## Work instructions
Every record below is to be retyped exactly.

## Extracted information
= = = =
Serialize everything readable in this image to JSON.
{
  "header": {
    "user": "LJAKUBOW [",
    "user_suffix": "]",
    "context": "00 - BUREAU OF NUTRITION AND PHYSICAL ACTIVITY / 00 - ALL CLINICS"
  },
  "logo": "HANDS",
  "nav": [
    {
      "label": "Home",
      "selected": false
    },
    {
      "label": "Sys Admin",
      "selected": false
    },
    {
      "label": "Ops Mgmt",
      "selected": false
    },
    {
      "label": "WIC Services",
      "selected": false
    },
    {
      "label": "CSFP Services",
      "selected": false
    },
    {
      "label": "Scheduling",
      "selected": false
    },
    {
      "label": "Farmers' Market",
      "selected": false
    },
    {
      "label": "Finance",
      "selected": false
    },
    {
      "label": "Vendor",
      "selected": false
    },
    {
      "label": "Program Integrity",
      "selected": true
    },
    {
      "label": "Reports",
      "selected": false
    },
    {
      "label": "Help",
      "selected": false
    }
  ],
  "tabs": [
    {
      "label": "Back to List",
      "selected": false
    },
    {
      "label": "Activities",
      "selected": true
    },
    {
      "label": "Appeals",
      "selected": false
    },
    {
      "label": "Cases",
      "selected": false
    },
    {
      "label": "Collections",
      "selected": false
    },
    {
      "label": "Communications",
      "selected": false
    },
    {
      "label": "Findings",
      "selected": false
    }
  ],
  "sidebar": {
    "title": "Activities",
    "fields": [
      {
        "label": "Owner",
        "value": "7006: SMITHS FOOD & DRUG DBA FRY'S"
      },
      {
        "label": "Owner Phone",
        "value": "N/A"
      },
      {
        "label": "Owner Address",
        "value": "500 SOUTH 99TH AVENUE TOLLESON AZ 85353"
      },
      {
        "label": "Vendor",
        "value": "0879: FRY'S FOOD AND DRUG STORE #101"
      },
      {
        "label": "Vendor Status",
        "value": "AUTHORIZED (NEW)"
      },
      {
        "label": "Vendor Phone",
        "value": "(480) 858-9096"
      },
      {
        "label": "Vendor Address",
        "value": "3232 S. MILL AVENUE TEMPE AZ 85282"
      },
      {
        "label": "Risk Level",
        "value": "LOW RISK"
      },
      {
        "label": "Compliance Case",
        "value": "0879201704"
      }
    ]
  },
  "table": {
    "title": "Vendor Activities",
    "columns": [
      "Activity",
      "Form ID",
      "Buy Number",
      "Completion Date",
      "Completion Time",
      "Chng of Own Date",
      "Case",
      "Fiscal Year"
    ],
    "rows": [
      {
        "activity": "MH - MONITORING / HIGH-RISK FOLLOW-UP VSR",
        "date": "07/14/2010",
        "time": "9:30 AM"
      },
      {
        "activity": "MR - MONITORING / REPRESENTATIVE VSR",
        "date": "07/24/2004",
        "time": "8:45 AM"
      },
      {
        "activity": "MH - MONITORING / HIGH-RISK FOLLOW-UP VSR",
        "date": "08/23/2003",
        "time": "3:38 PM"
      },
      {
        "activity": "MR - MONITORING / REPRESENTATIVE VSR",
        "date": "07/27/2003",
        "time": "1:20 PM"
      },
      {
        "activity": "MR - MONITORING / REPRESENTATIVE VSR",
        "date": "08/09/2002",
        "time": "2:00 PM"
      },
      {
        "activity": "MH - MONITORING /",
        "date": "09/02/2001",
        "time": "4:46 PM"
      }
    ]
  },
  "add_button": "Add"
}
= = = =
## Response for this exercise
Serialize everything readable in this image to JSON.
{
  "header": {
    "user": "LJAKUBOW [",
    "user_suffix": "]",
    "context": "00 - BUREAU OF NUTRITION AND PHYSICAL ACTIVITY / 00 - ALL CLINICS"
  },
  "logo": "HANDS",
  "nav": [
    {
      "label": "Home",
      "selected": false
    },
    {
      "label": "Sys Admin",
      "selected": false
    },
    {
      "label": "Ops Mgmt",
      "selected": false
    },
    {
      "label": "WIC Services",
      "selected": false
    },
    {
      "label": "CSFP Services",
      "selected": false
    },
    {
      "label": "Scheduling",
      "selected": false
    },
    {
      "label": "Farmers' Market",
      "selected": false
    },
    {
      "label": "Finance",
      "selected": false
    },
    {
      "label": "Vendor",
      "selected": false
    },
    {
      "label": "Program Integrity",
      "selected": true
    },
    {
      "label": "Reports",
      "selected": false
    },
    {
      "label": "Help",
      "selected": false
    }
  ],
  "tabs": [
    {
      "label": "Back to List",
      "selected": false
    },
    {
      "label": "Activities",
      "selected": true
    },
    {
      "label": "Appeals",
      "selected": false
    },
    {
      "label": "Cases",
      "selected": false
    },
    {
      "label": "Collections",
      "selected": false
    },
    {
      "label": "Communications",
      "selected": false
    },
    {
      "label": "Findings",
      "selected": false
    }
  ],
  "sidebar": {
    "title": "Activities",
    "fields": [
      {
        "label": "Owner",
        "value": "7006: SMITHS FOOD & DRUG DBA FRY'S"
      },
      {
        "label": "Owner Phone",
        "value": "N/A"
      },
      {
        "label": "Owner Address",
        "value": "500 SOUTH 99TH AVENUE TOLLESON AZ 85353"
      },
      {
        "label": "Vendor",
        "value": "0879: FRY'S FOOD AND DRUG STORE #101"
      },
      {
        "label": "Vendor Status",
        "value": "AUTHORIZED (NEW)"
      },
      {
        "label": "Vendor Phone",
        "value": "(480) 858-9096"
      },
      {
        "label": "Vendor Address",
        "value": "3232 S. MILL AVENUE TEMPE AZ 85282"
      },
      {
        "label": "Risk Level",
        "value": "LOW RISK"
      },
      {
        "label": "Compliance Case",
        "value": "0879201704"
      }
    ]
  },
  "table": {
    "title": "Vendor Activities",
    "columns": [
      "Activity",
      "Form ID",
      "Buy Number",
      "Completion Date",
      "Completion Time",
      "Chng of Own Date",
      "Case",
      "Fiscal Year"
    ],
    "rows": [
      {
        "activity": "MH - MONITORING / HIGH-RISK FOLLOW-UP VSR",
        "date": "07/14/2010",
        "time": "9:30 AM"
      },
      {
        "activity": "MR - MONITORING / REPRESENTATIVE VSR",
        "date": "07/24/2004",
        "time": "8:45 AM"
      },
      {
        "activity": "MH - MONITORING / HIGH-RISK FOLLOW-UP VSR",
        "date": "08/23/2003",
        "time": "3:38 PM"
      },
      {
        "activity": "MR - MONITORING / REPRESENTATIVE VSR",
        "date": "07/27/2003",
        "time": "1:20 PM"
      },
      {
        "activity": "MR - MONITORING / REPRESENTATIVE VSR",
        "date": "08/09/2002",
        "time": "2:00 PM"
      },
      {
        "activity": "MH - MONITORING /",
        "date": "09/02/2001",
        "time": "4:46 PM"
      }
    ]
  },
  "add_button": "Add"
}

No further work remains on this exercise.